PROMPT> Only the lines from the one holding "Convert this screenshot" to the end of the data should be echoed, exactly as they appear, minus the pictures.
==*==
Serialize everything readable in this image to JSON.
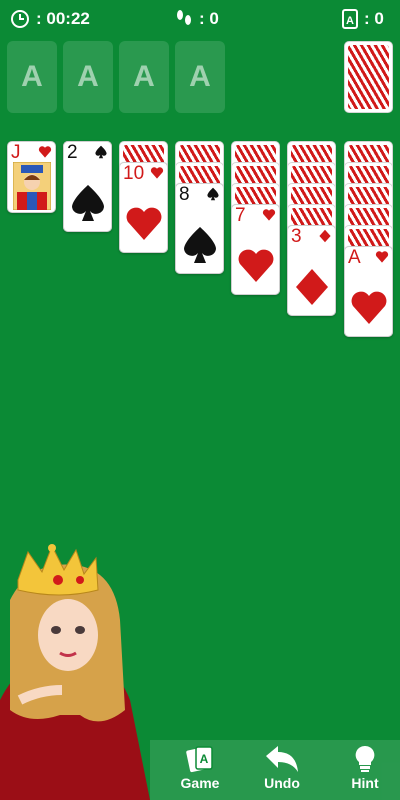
{
  "status": {
    "time": "00:22",
    "moves": "0",
    "score": "0"
  },
  "foundations": [
    "A",
    "A",
    "A",
    "A"
  ],
  "tableau": [
    {
      "rank": "J",
      "suit": "hearts"
    },
    {
      "rank": "2",
      "suit": "spades"
    },
    {
      "rank": "10",
      "suit": "hearts"
    },
    {
      "rank": "8",
      "suit": "spades"
    },
    {
      "rank": "7",
      "suit": "hearts"
    },
    {
      "rank": "3",
      "suit": "diamonds"
    },
    {
      "rank": "A",
      "suit": "hearts"
    }
  ],
  "toolbar": {
    "game_label": "Game",
    "undo_label": "Undo",
    "hint_label": "Hint"
  },
  "colors": {
    "felt": "#0b8a35",
    "card_red": "#d11a1a"
  }
}
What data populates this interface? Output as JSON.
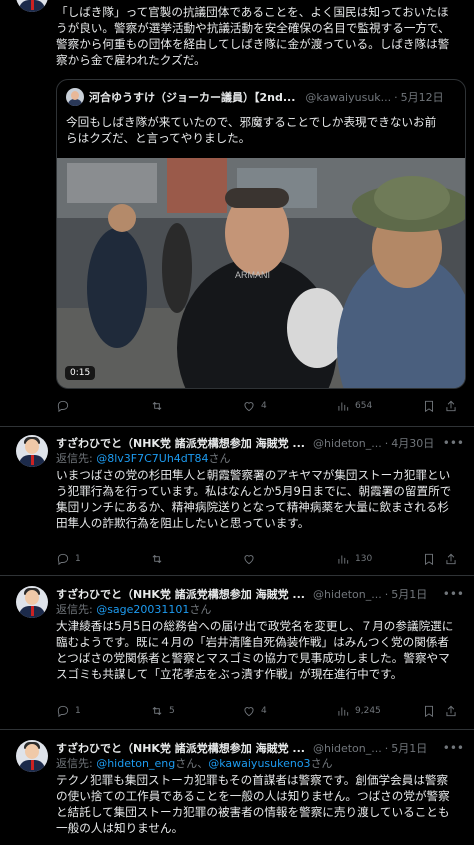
{
  "posts": [
    {
      "text_lines": [
        "「しばき隊」って官製の抗議団体であることを、よく国民は知っておいたほ",
        "うが良い。警察が選挙活動や抗議活動を安全確保の名目で監視する一方で、",
        "警察から何重もの団体を経由してしばき隊に金が渡っている。しばき隊は警",
        "察から金で雇われたクズだ。"
      ],
      "quote": {
        "name": "河合ゆうすけ（ジョーカー議員）【2nd...",
        "handle": "@kawaiyusuk...",
        "date": "5月12日",
        "text_lines": [
          "今回もしばき隊が来ていたので、邪魔することでしか表現できないお前",
          "らはクズだ、と言ってやりました。"
        ],
        "video_duration": "0:15"
      },
      "actions": {
        "replies": "",
        "reposts": "",
        "likes": "4",
        "views": "654"
      }
    },
    {
      "name": "すざわひでと（NHK党 諸派党構想参加 海賊党 ...",
      "handle": "@hideton_...",
      "date": "4月30日",
      "reply_prefix": "返信先: ",
      "reply_to": "@8lv3F7C7Uh4dT84",
      "reply_suffix": "さん",
      "text_lines": [
        "いまつばさの党の杉田隼人と朝霞警察署のアキヤマが集団ストーカ犯罪とい",
        "う犯罪行為を行っています。私はなんとか5月9日までに、朝霞署の留置所で",
        "集団リンチにあるか、精神病院送りとなって精神病薬を大量に飲まされる杉",
        "田隼人の詐欺行為を阻止したいと思っています。"
      ],
      "actions": {
        "replies": "1",
        "reposts": "",
        "likes": "",
        "views": "130"
      }
    },
    {
      "name": "すざわひでと（NHK党 諸派党構想参加 海賊党 ...",
      "handle": "@hideton_...",
      "date": "5月1日",
      "reply_prefix": "返信先: ",
      "reply_to": "@sage20031101",
      "reply_suffix": "さん",
      "text_lines": [
        "大津綾香は5月5日の総務省への届け出で政党名を変更し、７月の参議院選に",
        "臨むようです。既に４月の「岩井清隆自死偽装作戦」はみんつく党の関係者",
        "とつばさの党関係者と警察とマスゴミの協力で見事成功しました。警察やマ",
        "スゴミも共謀して「立花孝志をぶっ潰す作戦」が現在進行中です。"
      ],
      "actions": {
        "replies": "1",
        "reposts": "5",
        "likes": "4",
        "views": "9,245"
      }
    },
    {
      "name": "すざわひでと（NHK党 諸派党構想参加 海賊党 ...",
      "handle": "@hideton_...",
      "date": "5月1日",
      "reply_prefix": "返信先: ",
      "reply_to": "@hideton_eng",
      "reply_mid": "さん、",
      "reply_to2": "@kawaiyusukeno3",
      "reply_suffix": "さん",
      "text_lines": [
        "テクノ犯罪も集団ストーカ犯罪もその首謀者は警察です。創価学会員は警察",
        "の使い捨ての工作員であることを一般の人は知りません。つばさの党が警察",
        "と結託して集団ストーカ犯罪の被害者の情報を警察に売り渡していることも",
        "一般の人は知りません。"
      ]
    }
  ],
  "colors": {
    "link": "#1d9bf0",
    "muted": "#71767b",
    "background": "#000000",
    "border": "#2f3336"
  },
  "icons": [
    "reply-icon",
    "repost-icon",
    "like-icon",
    "views-icon",
    "bookmark-icon",
    "share-icon",
    "more-icon"
  ]
}
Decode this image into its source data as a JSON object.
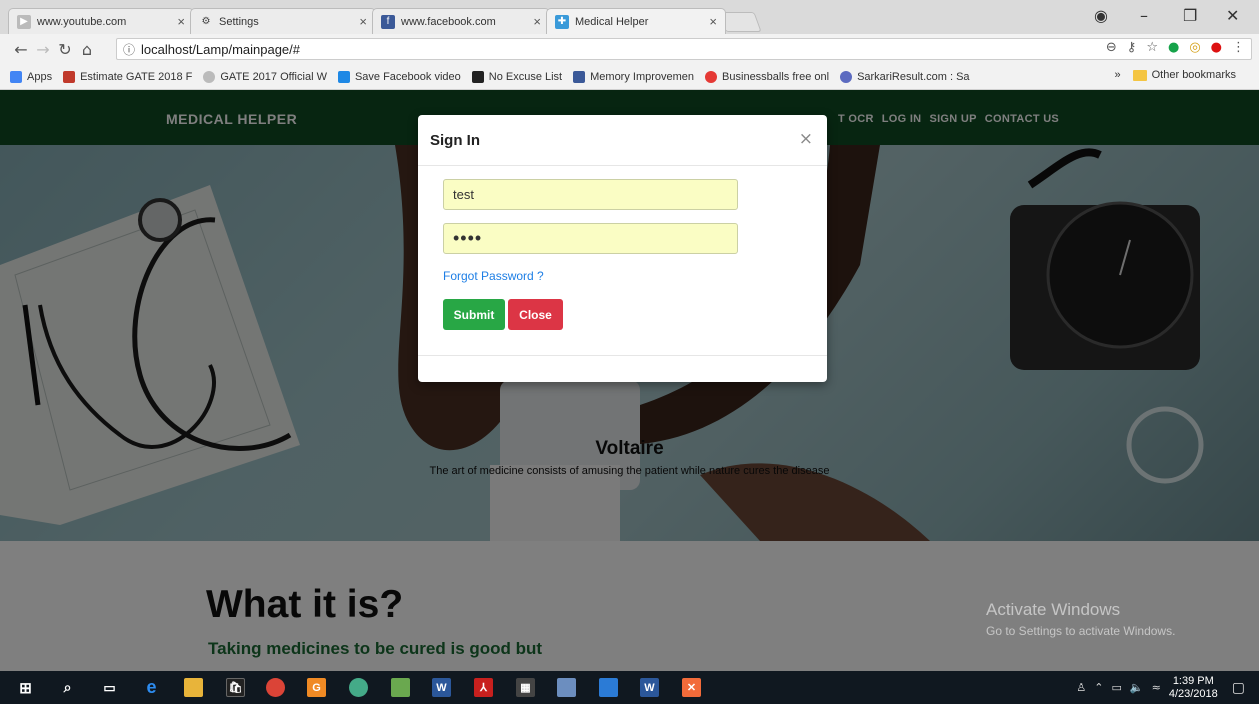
{
  "browser": {
    "tabs": [
      {
        "title": "www.youtube.com",
        "icon": "youtube-icon",
        "color": "#aaaaaa"
      },
      {
        "title": "Settings",
        "icon": "gear-icon",
        "color": "#555555"
      },
      {
        "title": "www.facebook.com",
        "icon": "facebook-icon",
        "color": "#3b5998"
      },
      {
        "title": "Medical Helper",
        "icon": "medical-favicon",
        "color": "#3a9ad9"
      }
    ],
    "url": "localhost/Lamp/mainpage/#",
    "bookmarks": [
      {
        "label": "Apps",
        "color": "#4285f4"
      },
      {
        "label": "Estimate GATE 2018 F",
        "color": "#c0392b"
      },
      {
        "label": "GATE 2017 Official W",
        "color": "#bbbbbb"
      },
      {
        "label": "Save Facebook video",
        "color": "#1e88e5"
      },
      {
        "label": "No Excuse List",
        "color": "#222222"
      },
      {
        "label": "Memory Improvemen",
        "color": "#3b5998"
      },
      {
        "label": "Businessballs free onl",
        "color": "#e53935"
      },
      {
        "label": "SarkariResult.com : Sa",
        "color": "#5c6bc0"
      }
    ],
    "bookmarks_more": "»",
    "other_bookmarks": "Other bookmarks"
  },
  "site": {
    "brand": "MEDICAL HELPER",
    "nav": [
      "T OCR",
      "LOG IN",
      "SIGN UP",
      "CONTACT US"
    ],
    "hero_title": "Voltaire",
    "hero_quote": "The art of medicine consists of amusing the patient while nature cures the disease",
    "section_heading": "What it is?",
    "section_sub": "Taking medicines to be cured is good but"
  },
  "modal": {
    "title": "Sign In",
    "close": "×",
    "username_value": "test",
    "password_value": "••••",
    "forgot": "Forgot Password ?",
    "submit": "Submit",
    "close_button": "Close"
  },
  "watermark": {
    "line1": "Activate Windows",
    "line2": "Go to Settings to activate Windows."
  },
  "taskbar": {
    "time": "1:39 PM",
    "date": "4/23/2018"
  }
}
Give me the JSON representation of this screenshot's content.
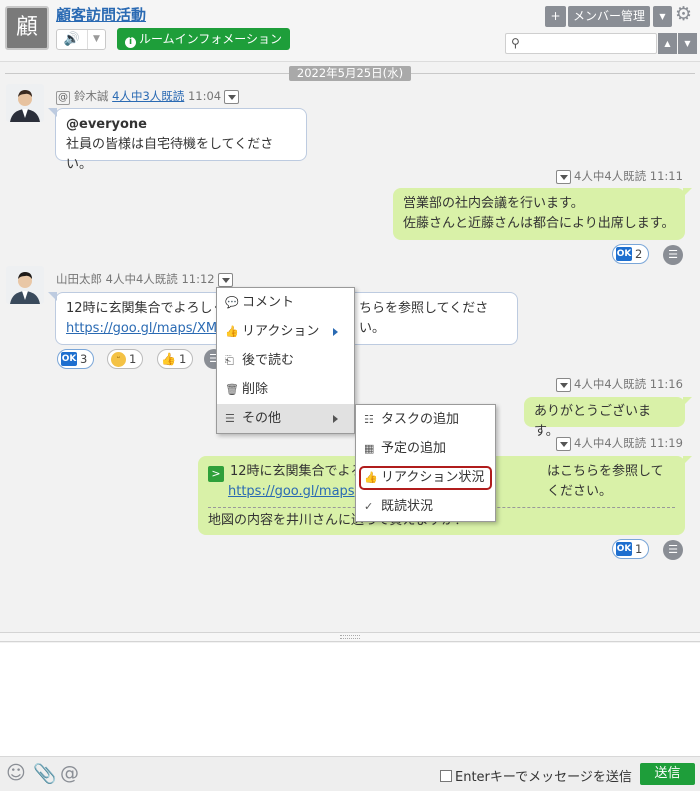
{
  "header": {
    "room_icon_char": "顧",
    "room_title": "顧客訪問活動",
    "room_info_label": "ルームインフォメーション",
    "add_icon": "plus-icon",
    "members_label": "メンバー管理",
    "search_placeholder": ""
  },
  "date_separator": "2022年5月25日(水)",
  "messages": [
    {
      "sender": "鈴木誠",
      "read_status": "4人中3人既読",
      "time": "11:04",
      "mention": "@everyone",
      "text": "社員の皆様は自宅待機をしてください。"
    },
    {
      "read_status": "4人中4人既読",
      "time": "11:11",
      "line1": "営業部の社内会議を行います。",
      "line2": "佐藤さんと近藤さんは都合により出席します。",
      "reactions": [
        {
          "icon": "ok-icon",
          "count": "2"
        }
      ]
    },
    {
      "sender": "山田太郎",
      "read_status": "4人中4人既読",
      "time": "11:12",
      "text_start": "12時に玄関集合でよろしく",
      "text_end": "ちらを参照してください。",
      "link_start": "https://goo.gl/maps/XM",
      "reactions": [
        {
          "icon": "ok-icon",
          "count": "3"
        },
        {
          "icon": "smile-icon",
          "count": "1"
        },
        {
          "icon": "thumbs-up-icon",
          "count": "1"
        }
      ]
    },
    {
      "read_status": "4人中4人既読",
      "time": "11:16",
      "text": "ありがとうございます。"
    },
    {
      "read_status": "4人中4人既読",
      "time": "11:19",
      "quote_start": "12時に玄関集合でよろ",
      "quote_end": "はこちらを参照してください。",
      "link_start": "https://goo.gl/maps",
      "reply_text": "地図の内容を井川さんに送って貰えますか？",
      "reactions": [
        {
          "icon": "ok-icon",
          "count": "1"
        }
      ]
    }
  ],
  "context_menu": {
    "items": [
      "コメント",
      "リアクション",
      "後で読む",
      "削除",
      "その他"
    ]
  },
  "submenu": {
    "items": [
      "タスクの追加",
      "予定の追加",
      "リアクション状況",
      "既読状況"
    ]
  },
  "composer": {
    "enter_label": "Enterキーでメッセージを送信",
    "send_label": "送信"
  },
  "colors": {
    "accent_green": "#1e9e3a",
    "link_blue": "#2a6ab3",
    "bubble_green": "#d9f1a8",
    "highlight_red": "#b01c1c"
  }
}
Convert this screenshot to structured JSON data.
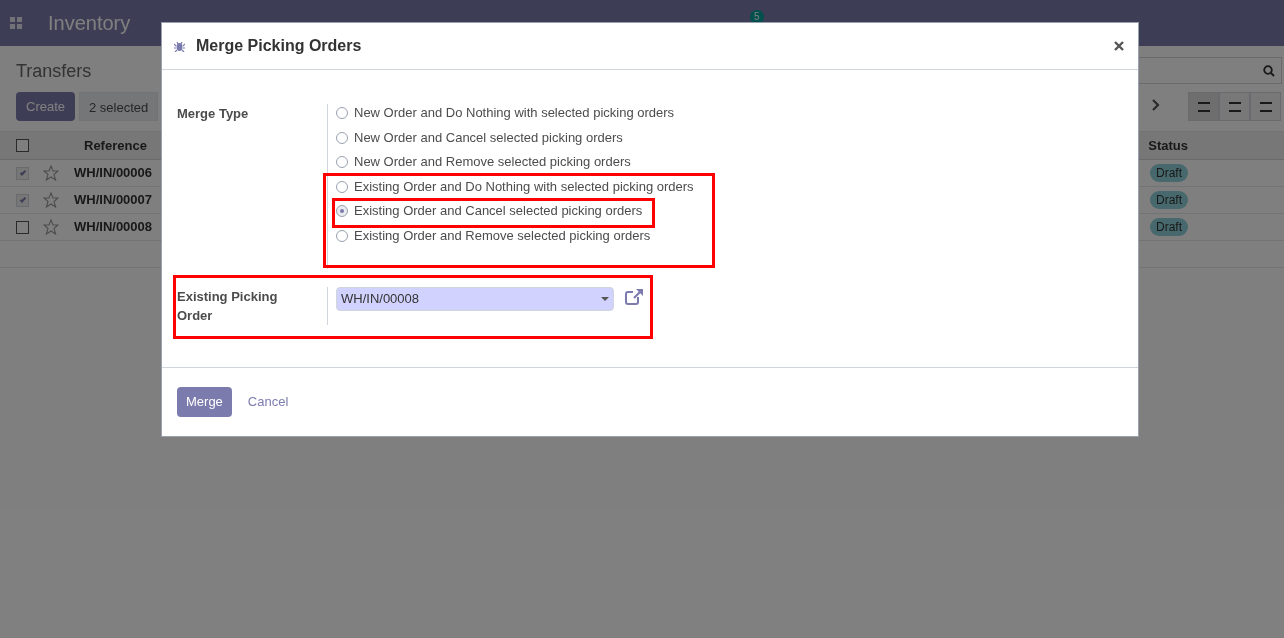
{
  "navbar": {
    "app_title": "Inventory",
    "chat_count": "5"
  },
  "control_panel": {
    "title": "Transfers",
    "create_button": "Create",
    "selection_count": "2 selected"
  },
  "table": {
    "all_selected": false,
    "columns": [
      "Reference",
      "Status"
    ],
    "rows": [
      {
        "reference": "WH/IN/00006",
        "status": "Draft",
        "checked": true
      },
      {
        "reference": "WH/IN/00007",
        "status": "Draft",
        "checked": true
      },
      {
        "reference": "WH/IN/00008",
        "status": "Draft",
        "checked": false
      }
    ]
  },
  "dialog": {
    "title": "Merge Picking Orders",
    "merge_type_label": "Merge Type",
    "options": [
      {
        "label": "New Order and Do Nothing with selected picking orders",
        "selected": false
      },
      {
        "label": "New Order and Cancel selected picking orders",
        "selected": false
      },
      {
        "label": "New Order and Remove selected picking orders",
        "selected": false
      },
      {
        "label": "Existing Order and Do Nothing with selected picking orders",
        "selected": false
      },
      {
        "label": "Existing Order and Cancel selected picking orders",
        "selected": true
      },
      {
        "label": "Existing Order and Remove selected picking orders",
        "selected": false
      }
    ],
    "existing_label": "Existing Picking Order",
    "existing_value": "WH/IN/00008",
    "buttons": [
      "Merge",
      "Cancel"
    ]
  }
}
==*==
FINISHED EXERCISE>
Convert this screenshot to structured JSON data.
{
  "navbar": {
    "app_title": "Inventory",
    "chat_count": "5"
  },
  "control_panel": {
    "title": "Transfers",
    "create_button": "Create",
    "selection_count": "2 selected"
  },
  "table": {
    "all_selected": false,
    "columns": [
      "Reference",
      "Status"
    ],
    "rows": [
      {
        "reference": "WH/IN/00006",
        "status": "Draft",
        "checked": true
      },
      {
        "reference": "WH/IN/00007",
        "status": "Draft",
        "checked": true
      },
      {
        "reference": "WH/IN/00008",
        "status": "Draft",
        "checked": false
      }
    ]
  },
  "dialog": {
    "title": "Merge Picking Orders",
    "merge_type_label": "Merge Type",
    "options": [
      {
        "label": "New Order and Do Nothing with selected picking orders",
        "selected": false
      },
      {
        "label": "New Order and Cancel selected picking orders",
        "selected": false
      },
      {
        "label": "New Order and Remove selected picking orders",
        "selected": false
      },
      {
        "label": "Existing Order and Do Nothing with selected picking orders",
        "selected": false
      },
      {
        "label": "Existing Order and Cancel selected picking orders",
        "selected": true
      },
      {
        "label": "Existing Order and Remove selected picking orders",
        "selected": false
      }
    ],
    "existing_label": "Existing Picking Order",
    "existing_value": "WH/IN/00008",
    "buttons": [
      "Merge",
      "Cancel"
    ]
  }
}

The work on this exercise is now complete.